EXERCISE BRIEF:
In the material below, find each line holding the string "color" and copy it.
.....
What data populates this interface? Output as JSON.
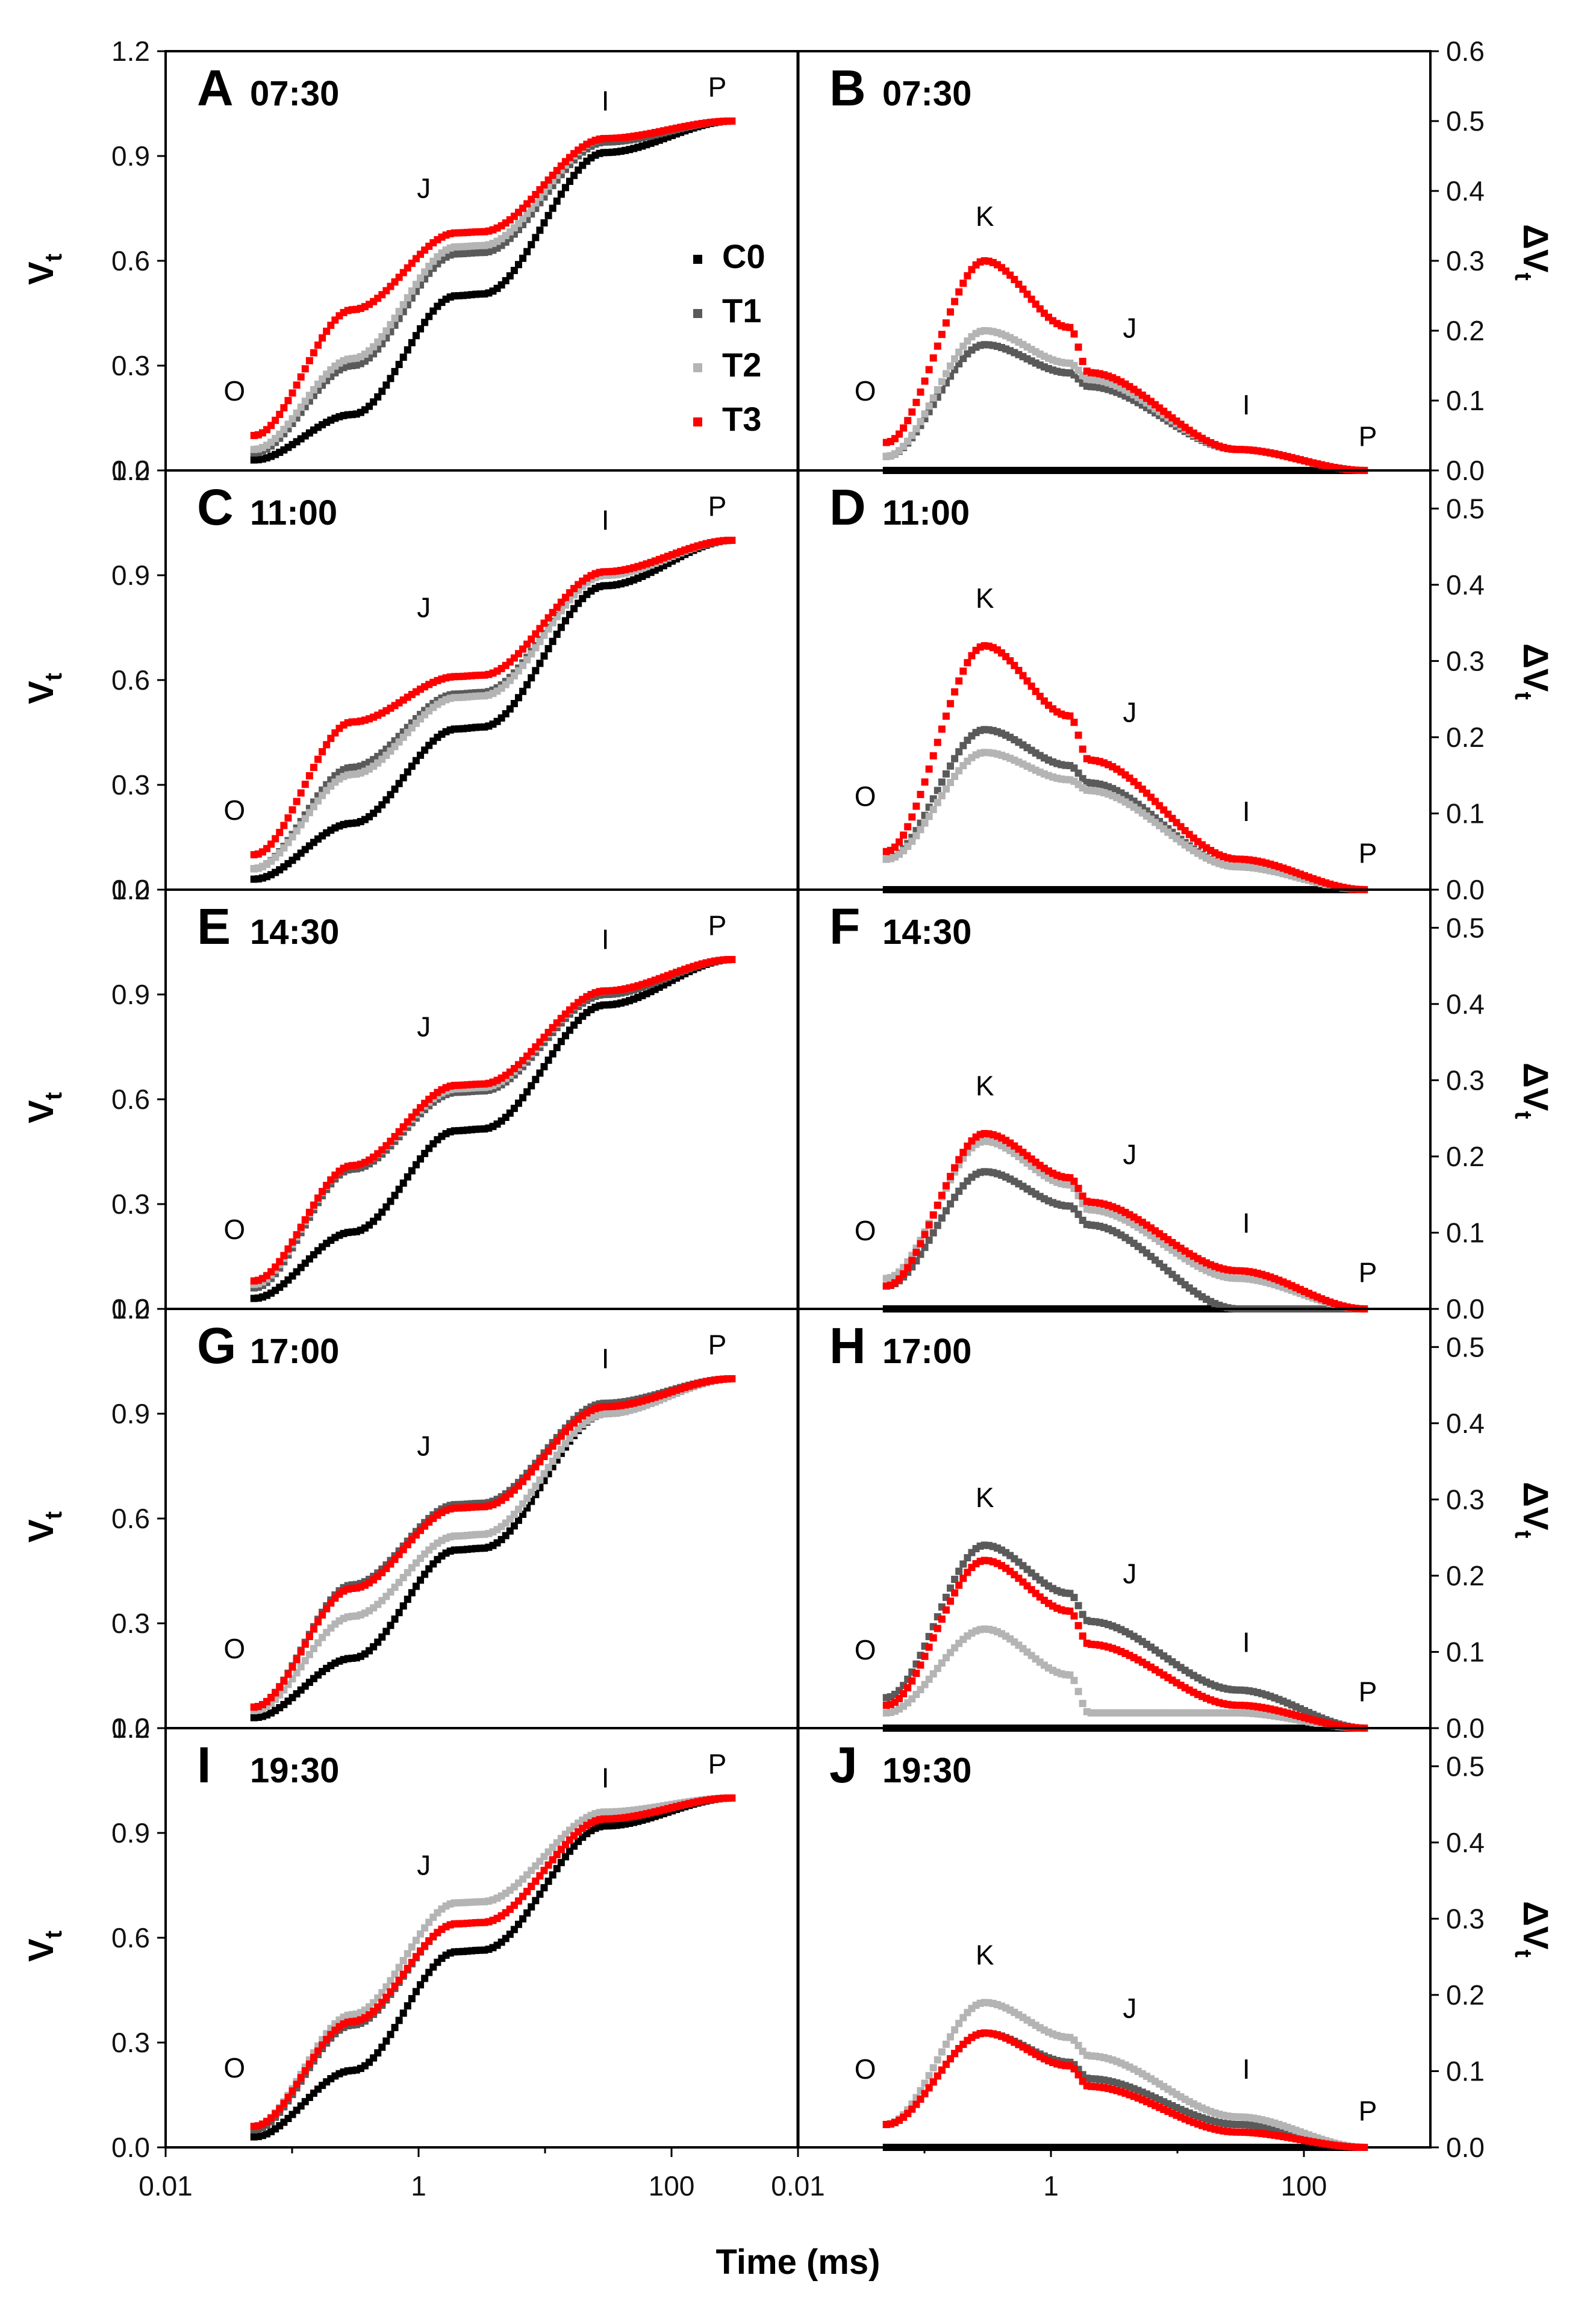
{
  "figure": {
    "xlabel": "Time (ms)",
    "x_ticks": [
      "0.01",
      "1",
      "100"
    ],
    "legend": [
      {
        "label": "C0",
        "color": "#000000"
      },
      {
        "label": "T1",
        "color": "#5a5a5a"
      },
      {
        "label": "T2",
        "color": "#b4b4b4"
      },
      {
        "label": "T3",
        "color": "#ff0000"
      }
    ]
  },
  "chart_data": [
    {
      "type": "scatter",
      "panel": "A",
      "title": "07:30",
      "ylabel": "Vt",
      "xscale": "log",
      "xlim": [
        0.01,
        1000
      ],
      "ylim": [
        0,
        1.2
      ],
      "yticks": [
        "0.0",
        "0.3",
        "0.6",
        "0.9",
        "1.2"
      ],
      "annotations": [
        "O",
        "J",
        "I",
        "P"
      ],
      "series": [
        {
          "name": "C0",
          "y_at": {
            "O": 0.03,
            "K": 0.16,
            "J": 0.5,
            "I": 0.91,
            "P": 1.0
          }
        },
        {
          "name": "T1",
          "y_at": {
            "O": 0.05,
            "K": 0.3,
            "J": 0.62,
            "I": 0.94,
            "P": 1.0
          }
        },
        {
          "name": "T2",
          "y_at": {
            "O": 0.06,
            "K": 0.32,
            "J": 0.64,
            "I": 0.95,
            "P": 1.0
          }
        },
        {
          "name": "T3",
          "y_at": {
            "O": 0.1,
            "K": 0.46,
            "J": 0.68,
            "I": 0.95,
            "P": 1.0
          }
        }
      ]
    },
    {
      "type": "scatter",
      "panel": "B",
      "title": "07:30",
      "ylabel": "ΔVt",
      "xscale": "log",
      "xlim": [
        0.01,
        1000
      ],
      "ylim": [
        0,
        0.6
      ],
      "yticks": [
        "0.0",
        "0.1",
        "0.2",
        "0.3",
        "0.4",
        "0.5",
        "0.6"
      ],
      "annotations": [
        "O",
        "K",
        "J",
        "I",
        "P"
      ],
      "series": [
        {
          "name": "C0",
          "y_at": {
            "O": 0.0,
            "K": 0.0,
            "J": 0.0,
            "I": 0.0,
            "P": 0.0
          }
        },
        {
          "name": "T1",
          "y_at": {
            "O": 0.02,
            "K": 0.18,
            "J": 0.12,
            "I": 0.03,
            "P": 0.0
          }
        },
        {
          "name": "T2",
          "y_at": {
            "O": 0.02,
            "K": 0.2,
            "J": 0.13,
            "I": 0.03,
            "P": 0.0
          }
        },
        {
          "name": "T3",
          "y_at": {
            "O": 0.04,
            "K": 0.3,
            "J": 0.14,
            "I": 0.03,
            "P": 0.0
          }
        }
      ]
    },
    {
      "type": "scatter",
      "panel": "C",
      "title": "11:00",
      "ylabel": "Vt",
      "xscale": "log",
      "xlim": [
        0.01,
        1000
      ],
      "ylim": [
        0,
        1.2
      ],
      "yticks": [
        "0.0",
        "0.3",
        "0.6",
        "0.9",
        "1.2"
      ],
      "annotations": [
        "O",
        "J",
        "I",
        "P"
      ],
      "series": [
        {
          "name": "C0",
          "y_at": {
            "O": 0.03,
            "K": 0.19,
            "J": 0.46,
            "I": 0.87,
            "P": 1.0
          }
        },
        {
          "name": "T1",
          "y_at": {
            "O": 0.06,
            "K": 0.35,
            "J": 0.56,
            "I": 0.9,
            "P": 1.0
          }
        },
        {
          "name": "T2",
          "y_at": {
            "O": 0.06,
            "K": 0.33,
            "J": 0.55,
            "I": 0.9,
            "P": 1.0
          }
        },
        {
          "name": "T3",
          "y_at": {
            "O": 0.1,
            "K": 0.48,
            "J": 0.61,
            "I": 0.91,
            "P": 1.0
          }
        }
      ]
    },
    {
      "type": "scatter",
      "panel": "D",
      "title": "11:00",
      "ylabel": "ΔVt",
      "xscale": "log",
      "xlim": [
        0.01,
        1000
      ],
      "ylim": [
        0,
        0.55
      ],
      "yticks": [
        "0.0",
        "0.1",
        "0.2",
        "0.3",
        "0.4",
        "0.5"
      ],
      "annotations": [
        "O",
        "K",
        "J",
        "I",
        "P"
      ],
      "series": [
        {
          "name": "C0",
          "y_at": {
            "O": 0.0,
            "K": 0.0,
            "J": 0.0,
            "I": 0.0,
            "P": 0.0
          }
        },
        {
          "name": "T1",
          "y_at": {
            "O": 0.04,
            "K": 0.21,
            "J": 0.14,
            "I": 0.03,
            "P": 0.0
          }
        },
        {
          "name": "T2",
          "y_at": {
            "O": 0.04,
            "K": 0.18,
            "J": 0.13,
            "I": 0.03,
            "P": 0.0
          }
        },
        {
          "name": "T3",
          "y_at": {
            "O": 0.05,
            "K": 0.32,
            "J": 0.17,
            "I": 0.04,
            "P": 0.0
          }
        }
      ]
    },
    {
      "type": "scatter",
      "panel": "E",
      "title": "14:30",
      "ylabel": "Vt",
      "xscale": "log",
      "xlim": [
        0.01,
        1000
      ],
      "ylim": [
        0,
        1.2
      ],
      "yticks": [
        "0.0",
        "0.3",
        "0.6",
        "0.9",
        "1.2"
      ],
      "annotations": [
        "O",
        "J",
        "I",
        "P"
      ],
      "series": [
        {
          "name": "C0",
          "y_at": {
            "O": 0.03,
            "K": 0.22,
            "J": 0.51,
            "I": 0.87,
            "P": 1.0
          }
        },
        {
          "name": "T1",
          "y_at": {
            "O": 0.06,
            "K": 0.4,
            "J": 0.62,
            "I": 0.9,
            "P": 1.0
          }
        },
        {
          "name": "T2",
          "y_at": {
            "O": 0.07,
            "K": 0.41,
            "J": 0.63,
            "I": 0.91,
            "P": 1.0
          }
        },
        {
          "name": "T3",
          "y_at": {
            "O": 0.08,
            "K": 0.41,
            "J": 0.64,
            "I": 0.91,
            "P": 1.0
          }
        }
      ]
    },
    {
      "type": "scatter",
      "panel": "F",
      "title": "14:30",
      "ylabel": "ΔVt",
      "xscale": "log",
      "xlim": [
        0.01,
        1000
      ],
      "ylim": [
        0,
        0.55
      ],
      "yticks": [
        "0.0",
        "0.1",
        "0.2",
        "0.3",
        "0.4",
        "0.5"
      ],
      "annotations": [
        "O",
        "K",
        "J",
        "I",
        "P"
      ],
      "series": [
        {
          "name": "C0",
          "y_at": {
            "O": 0.0,
            "K": 0.0,
            "J": 0.0,
            "I": 0.0,
            "P": 0.0
          }
        },
        {
          "name": "T1",
          "y_at": {
            "O": 0.03,
            "K": 0.18,
            "J": 0.11,
            "I": 0.0,
            "P": 0.0
          }
        },
        {
          "name": "T2",
          "y_at": {
            "O": 0.04,
            "K": 0.22,
            "J": 0.13,
            "I": 0.04,
            "P": 0.0
          }
        },
        {
          "name": "T3",
          "y_at": {
            "O": 0.03,
            "K": 0.23,
            "J": 0.14,
            "I": 0.05,
            "P": 0.0
          }
        }
      ]
    },
    {
      "type": "scatter",
      "panel": "G",
      "title": "17:00",
      "ylabel": "Vt",
      "xscale": "log",
      "xlim": [
        0.01,
        1000
      ],
      "ylim": [
        0,
        1.2
      ],
      "yticks": [
        "0.0",
        "0.3",
        "0.6",
        "0.9",
        "1.2"
      ],
      "annotations": [
        "O",
        "J",
        "I",
        "P"
      ],
      "series": [
        {
          "name": "C0",
          "y_at": {
            "O": 0.03,
            "K": 0.2,
            "J": 0.51,
            "I": 0.9,
            "P": 1.0
          }
        },
        {
          "name": "T1",
          "y_at": {
            "O": 0.06,
            "K": 0.41,
            "J": 0.64,
            "I": 0.93,
            "P": 1.0
          }
        },
        {
          "name": "T2",
          "y_at": {
            "O": 0.05,
            "K": 0.32,
            "J": 0.55,
            "I": 0.9,
            "P": 1.0
          }
        },
        {
          "name": "T3",
          "y_at": {
            "O": 0.06,
            "K": 0.4,
            "J": 0.63,
            "I": 0.92,
            "P": 1.0
          }
        }
      ]
    },
    {
      "type": "scatter",
      "panel": "H",
      "title": "17:00",
      "ylabel": "ΔVt",
      "xscale": "log",
      "xlim": [
        0.01,
        1000
      ],
      "ylim": [
        0,
        0.55
      ],
      "yticks": [
        "0.0",
        "0.1",
        "0.2",
        "0.3",
        "0.4",
        "0.5"
      ],
      "annotations": [
        "O",
        "K",
        "J",
        "I",
        "P"
      ],
      "series": [
        {
          "name": "C0",
          "y_at": {
            "O": 0.0,
            "K": 0.0,
            "J": 0.0,
            "I": 0.0,
            "P": 0.0
          }
        },
        {
          "name": "T1",
          "y_at": {
            "O": 0.04,
            "K": 0.24,
            "J": 0.14,
            "I": 0.05,
            "P": 0.0
          }
        },
        {
          "name": "T2",
          "y_at": {
            "O": 0.02,
            "K": 0.13,
            "J": 0.02,
            "I": 0.02,
            "P": 0.0
          }
        },
        {
          "name": "T3",
          "y_at": {
            "O": 0.03,
            "K": 0.22,
            "J": 0.11,
            "I": 0.03,
            "P": 0.0
          }
        }
      ]
    },
    {
      "type": "scatter",
      "panel": "I",
      "title": "19:30",
      "ylabel": "Vt",
      "xscale": "log",
      "xlim": [
        0.01,
        1000
      ],
      "ylim": [
        0,
        1.2
      ],
      "yticks": [
        "0.0",
        "0.3",
        "0.6",
        "0.9",
        "1.2"
      ],
      "annotations": [
        "O",
        "J",
        "I",
        "P"
      ],
      "series": [
        {
          "name": "C0",
          "y_at": {
            "O": 0.03,
            "K": 0.22,
            "J": 0.56,
            "I": 0.92,
            "P": 1.0
          }
        },
        {
          "name": "T1",
          "y_at": {
            "O": 0.05,
            "K": 0.35,
            "J": 0.64,
            "I": 0.94,
            "P": 1.0
          }
        },
        {
          "name": "T2",
          "y_at": {
            "O": 0.06,
            "K": 0.38,
            "J": 0.7,
            "I": 0.96,
            "P": 1.0
          }
        },
        {
          "name": "T3",
          "y_at": {
            "O": 0.06,
            "K": 0.36,
            "J": 0.64,
            "I": 0.94,
            "P": 1.0
          }
        }
      ]
    },
    {
      "type": "scatter",
      "panel": "J",
      "title": "19:30",
      "ylabel": "ΔVt",
      "xscale": "log",
      "xlim": [
        0.01,
        1000
      ],
      "ylim": [
        0,
        0.55
      ],
      "yticks": [
        "0.0",
        "0.1",
        "0.2",
        "0.3",
        "0.4",
        "0.5"
      ],
      "annotations": [
        "O",
        "K",
        "J",
        "I",
        "P"
      ],
      "series": [
        {
          "name": "C0",
          "y_at": {
            "O": 0.0,
            "K": 0.0,
            "J": 0.0,
            "I": 0.0,
            "P": 0.0
          }
        },
        {
          "name": "T1",
          "y_at": {
            "O": 0.03,
            "K": 0.15,
            "J": 0.09,
            "I": 0.03,
            "P": 0.0
          }
        },
        {
          "name": "T2",
          "y_at": {
            "O": 0.03,
            "K": 0.19,
            "J": 0.12,
            "I": 0.04,
            "P": 0.0
          }
        },
        {
          "name": "T3",
          "y_at": {
            "O": 0.03,
            "K": 0.15,
            "J": 0.08,
            "I": 0.02,
            "P": 0.0
          }
        }
      ]
    }
  ]
}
.....
CORRECT RESPONSE:
        "color": "#000000"
        "color": "#5a5a5a"
        "color": "#b4b4b4"
        "color": "#ff0000"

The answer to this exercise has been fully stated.